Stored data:
[start]
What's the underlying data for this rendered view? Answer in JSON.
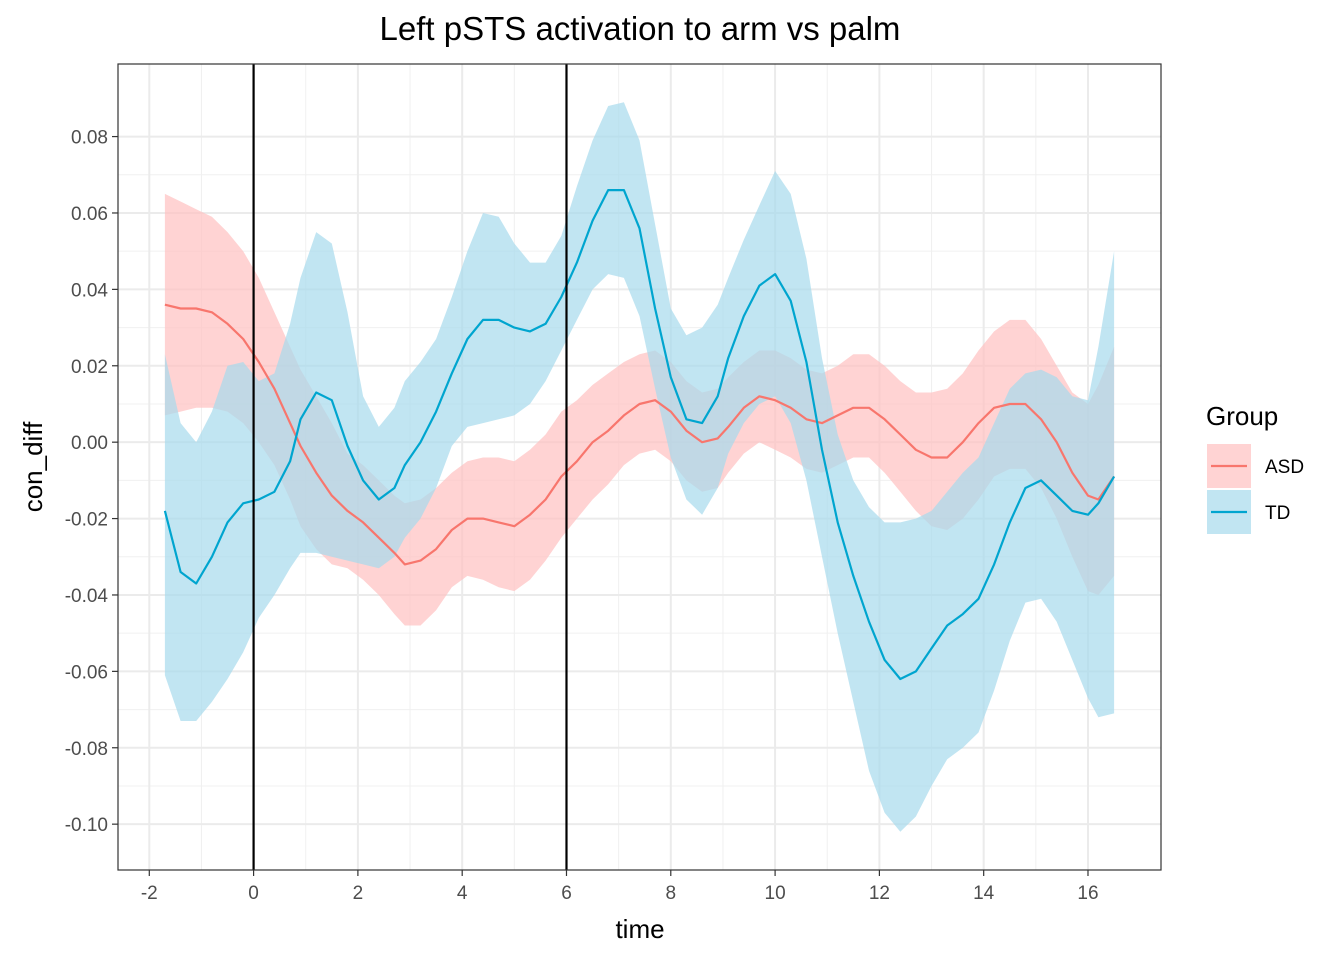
{
  "chart_data": {
    "type": "line",
    "title": "Left pSTS activation to arm vs palm",
    "xlabel": "time",
    "ylabel": "con_diff",
    "xlim": [
      -2.6,
      17.4
    ],
    "ylim": [
      -0.112,
      0.099
    ],
    "x_ticks": [
      -2,
      0,
      2,
      4,
      6,
      8,
      10,
      12,
      14,
      16
    ],
    "x_tick_labels": [
      "-2",
      "0",
      "2",
      "4",
      "6",
      "8",
      "10",
      "12",
      "14",
      "16"
    ],
    "y_ticks": [
      -0.1,
      -0.08,
      -0.06,
      -0.04,
      -0.02,
      0.0,
      0.02,
      0.04,
      0.06,
      0.08
    ],
    "y_tick_labels": [
      "-0.10",
      "-0.08",
      "-0.06",
      "-0.04",
      "-0.02",
      "0.00",
      "0.02",
      "0.04",
      "0.06",
      "0.08"
    ],
    "grid": true,
    "vlines": [
      0,
      6
    ],
    "legend": {
      "title": "Group",
      "placement": "right"
    },
    "x": [
      -1.7,
      -1.4,
      -1.1,
      -0.8,
      -0.5,
      -0.2,
      0.1,
      0.4,
      0.7,
      0.9,
      1.2,
      1.5,
      1.8,
      2.1,
      2.4,
      2.7,
      2.9,
      3.2,
      3.5,
      3.8,
      4.1,
      4.4,
      4.7,
      5.0,
      5.3,
      5.6,
      5.9,
      6.2,
      6.5,
      6.8,
      7.1,
      7.4,
      7.7,
      8.0,
      8.3,
      8.6,
      8.9,
      9.1,
      9.4,
      9.7,
      10.0,
      10.3,
      10.6,
      10.9,
      11.2,
      11.5,
      11.8,
      12.1,
      12.4,
      12.7,
      13.0,
      13.3,
      13.6,
      13.9,
      14.2,
      14.5,
      14.8,
      15.1,
      15.4,
      15.7,
      16.0,
      16.2,
      16.5
    ],
    "series": [
      {
        "name": "ASD",
        "color": "#F8766D",
        "fill": "#FFC0C0",
        "values": [
          0.036,
          0.035,
          0.035,
          0.034,
          0.031,
          0.027,
          0.021,
          0.014,
          0.005,
          -0.001,
          -0.008,
          -0.014,
          -0.018,
          -0.021,
          -0.025,
          -0.029,
          -0.032,
          -0.031,
          -0.028,
          -0.023,
          -0.02,
          -0.02,
          -0.021,
          -0.022,
          -0.019,
          -0.015,
          -0.009,
          -0.005,
          0.0,
          0.003,
          0.007,
          0.01,
          0.011,
          0.008,
          0.003,
          0.0,
          0.001,
          0.004,
          0.009,
          0.012,
          0.011,
          0.009,
          0.006,
          0.005,
          0.007,
          0.009,
          0.009,
          0.006,
          0.002,
          -0.002,
          -0.004,
          -0.004,
          0.0,
          0.005,
          0.009,
          0.01,
          0.01,
          0.006,
          0.0,
          -0.008,
          -0.014,
          -0.015,
          -0.009
        ],
        "lower": [
          0.007,
          0.008,
          0.009,
          0.009,
          0.008,
          0.005,
          0.0,
          -0.006,
          -0.015,
          -0.022,
          -0.028,
          -0.032,
          -0.033,
          -0.036,
          -0.04,
          -0.045,
          -0.048,
          -0.048,
          -0.044,
          -0.038,
          -0.035,
          -0.036,
          -0.038,
          -0.039,
          -0.036,
          -0.031,
          -0.025,
          -0.02,
          -0.015,
          -0.011,
          -0.006,
          -0.003,
          -0.002,
          -0.005,
          -0.01,
          -0.013,
          -0.012,
          -0.008,
          -0.003,
          0.0,
          -0.002,
          -0.004,
          -0.007,
          -0.008,
          -0.006,
          -0.004,
          -0.004,
          -0.008,
          -0.013,
          -0.018,
          -0.022,
          -0.023,
          -0.02,
          -0.015,
          -0.009,
          -0.007,
          -0.007,
          -0.012,
          -0.02,
          -0.03,
          -0.039,
          -0.04,
          -0.035
        ],
        "upper": [
          0.065,
          0.063,
          0.061,
          0.059,
          0.055,
          0.05,
          0.043,
          0.034,
          0.025,
          0.019,
          0.012,
          0.005,
          -0.003,
          -0.006,
          -0.01,
          -0.014,
          -0.016,
          -0.015,
          -0.012,
          -0.008,
          -0.005,
          -0.004,
          -0.004,
          -0.005,
          -0.002,
          0.002,
          0.008,
          0.011,
          0.015,
          0.018,
          0.021,
          0.023,
          0.024,
          0.021,
          0.016,
          0.013,
          0.014,
          0.017,
          0.021,
          0.024,
          0.024,
          0.022,
          0.019,
          0.018,
          0.02,
          0.023,
          0.023,
          0.02,
          0.016,
          0.013,
          0.013,
          0.014,
          0.018,
          0.024,
          0.029,
          0.032,
          0.032,
          0.027,
          0.02,
          0.013,
          0.01,
          0.015,
          0.025
        ]
      },
      {
        "name": "TD",
        "color": "#00A5CF",
        "fill": "#A6DAEC",
        "values": [
          -0.018,
          -0.034,
          -0.037,
          -0.03,
          -0.021,
          -0.016,
          -0.015,
          -0.013,
          -0.005,
          0.006,
          0.013,
          0.011,
          -0.001,
          -0.01,
          -0.015,
          -0.012,
          -0.006,
          0.0,
          0.008,
          0.018,
          0.027,
          0.032,
          0.032,
          0.03,
          0.029,
          0.031,
          0.038,
          0.047,
          0.058,
          0.066,
          0.066,
          0.056,
          0.035,
          0.017,
          0.006,
          0.005,
          0.012,
          0.022,
          0.033,
          0.041,
          0.044,
          0.037,
          0.021,
          -0.002,
          -0.021,
          -0.035,
          -0.047,
          -0.057,
          -0.062,
          -0.06,
          -0.054,
          -0.048,
          -0.045,
          -0.041,
          -0.032,
          -0.021,
          -0.012,
          -0.01,
          -0.014,
          -0.018,
          -0.019,
          -0.016,
          -0.009
        ],
        "lower": [
          -0.061,
          -0.073,
          -0.073,
          -0.068,
          -0.062,
          -0.055,
          -0.046,
          -0.04,
          -0.033,
          -0.029,
          -0.029,
          -0.03,
          -0.031,
          -0.032,
          -0.033,
          -0.03,
          -0.025,
          -0.02,
          -0.012,
          -0.001,
          0.004,
          0.005,
          0.006,
          0.007,
          0.01,
          0.016,
          0.024,
          0.032,
          0.04,
          0.044,
          0.043,
          0.033,
          0.014,
          -0.004,
          -0.015,
          -0.019,
          -0.012,
          -0.003,
          0.005,
          0.01,
          0.012,
          0.005,
          -0.01,
          -0.03,
          -0.05,
          -0.068,
          -0.086,
          -0.097,
          -0.102,
          -0.098,
          -0.09,
          -0.083,
          -0.08,
          -0.076,
          -0.065,
          -0.052,
          -0.042,
          -0.041,
          -0.047,
          -0.057,
          -0.067,
          -0.072,
          -0.071
        ],
        "upper": [
          0.023,
          0.005,
          0.0,
          0.008,
          0.02,
          0.021,
          0.016,
          0.018,
          0.031,
          0.043,
          0.055,
          0.052,
          0.034,
          0.012,
          0.004,
          0.009,
          0.016,
          0.021,
          0.027,
          0.038,
          0.05,
          0.06,
          0.059,
          0.052,
          0.047,
          0.047,
          0.054,
          0.067,
          0.079,
          0.088,
          0.089,
          0.079,
          0.057,
          0.035,
          0.028,
          0.03,
          0.036,
          0.043,
          0.053,
          0.062,
          0.071,
          0.065,
          0.048,
          0.022,
          0.002,
          -0.01,
          -0.017,
          -0.021,
          -0.021,
          -0.02,
          -0.018,
          -0.013,
          -0.008,
          -0.004,
          0.005,
          0.014,
          0.018,
          0.019,
          0.017,
          0.012,
          0.011,
          0.025,
          0.05
        ]
      }
    ]
  }
}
[end]
Identify all lines in the records above with the word "title".

▶ TASK SOLUTION:
    "title": "Left pSTS activation to arm vs palm",
      "title": "Group",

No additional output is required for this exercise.